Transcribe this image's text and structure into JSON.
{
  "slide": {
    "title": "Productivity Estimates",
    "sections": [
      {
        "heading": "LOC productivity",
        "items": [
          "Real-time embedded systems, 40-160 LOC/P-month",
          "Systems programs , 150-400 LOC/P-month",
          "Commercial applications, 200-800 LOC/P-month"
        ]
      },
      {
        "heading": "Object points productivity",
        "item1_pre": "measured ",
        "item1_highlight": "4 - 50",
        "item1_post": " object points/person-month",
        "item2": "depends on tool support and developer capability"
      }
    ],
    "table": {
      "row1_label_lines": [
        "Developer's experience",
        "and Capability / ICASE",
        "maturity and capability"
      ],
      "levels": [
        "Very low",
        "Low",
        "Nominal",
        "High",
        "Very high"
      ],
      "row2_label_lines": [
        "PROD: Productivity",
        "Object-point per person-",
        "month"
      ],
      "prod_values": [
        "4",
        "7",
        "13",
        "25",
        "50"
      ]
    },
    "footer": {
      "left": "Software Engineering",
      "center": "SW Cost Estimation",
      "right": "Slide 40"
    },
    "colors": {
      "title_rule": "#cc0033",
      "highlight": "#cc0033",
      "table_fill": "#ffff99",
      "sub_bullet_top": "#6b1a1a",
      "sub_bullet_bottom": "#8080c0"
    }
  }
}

→ **WRITTEN TASK**:
Type out the material again exactly as presented.

→ **EXERCISE RESPONSE**:
Transcribe this image's text and structure into JSON.
{
  "slide": {
    "title": "Productivity Estimates",
    "sections": [
      {
        "heading": "LOC productivity",
        "items": [
          "Real-time embedded systems, 40-160 LOC/P-month",
          "Systems programs , 150-400 LOC/P-month",
          "Commercial applications, 200-800 LOC/P-month"
        ]
      },
      {
        "heading": "Object points productivity",
        "item1_pre": "measured ",
        "item1_highlight": "4 - 50",
        "item1_post": " object points/person-month",
        "item2": "depends on tool support and developer capability"
      }
    ],
    "table": {
      "row1_label_lines": [
        "Developer's experience",
        "and Capability / ICASE",
        "maturity and capability"
      ],
      "levels": [
        "Very low",
        "Low",
        "Nominal",
        "High",
        "Very high"
      ],
      "row2_label_lines": [
        "PROD: Productivity",
        "Object-point per person-",
        "month"
      ],
      "prod_values": [
        "4",
        "7",
        "13",
        "25",
        "50"
      ]
    },
    "footer": {
      "left": "Software Engineering",
      "center": "SW Cost Estimation",
      "right": "Slide 40"
    },
    "colors": {
      "title_rule": "#cc0033",
      "highlight": "#cc0033",
      "table_fill": "#ffff99",
      "sub_bullet_top": "#6b1a1a",
      "sub_bullet_bottom": "#8080c0"
    }
  }
}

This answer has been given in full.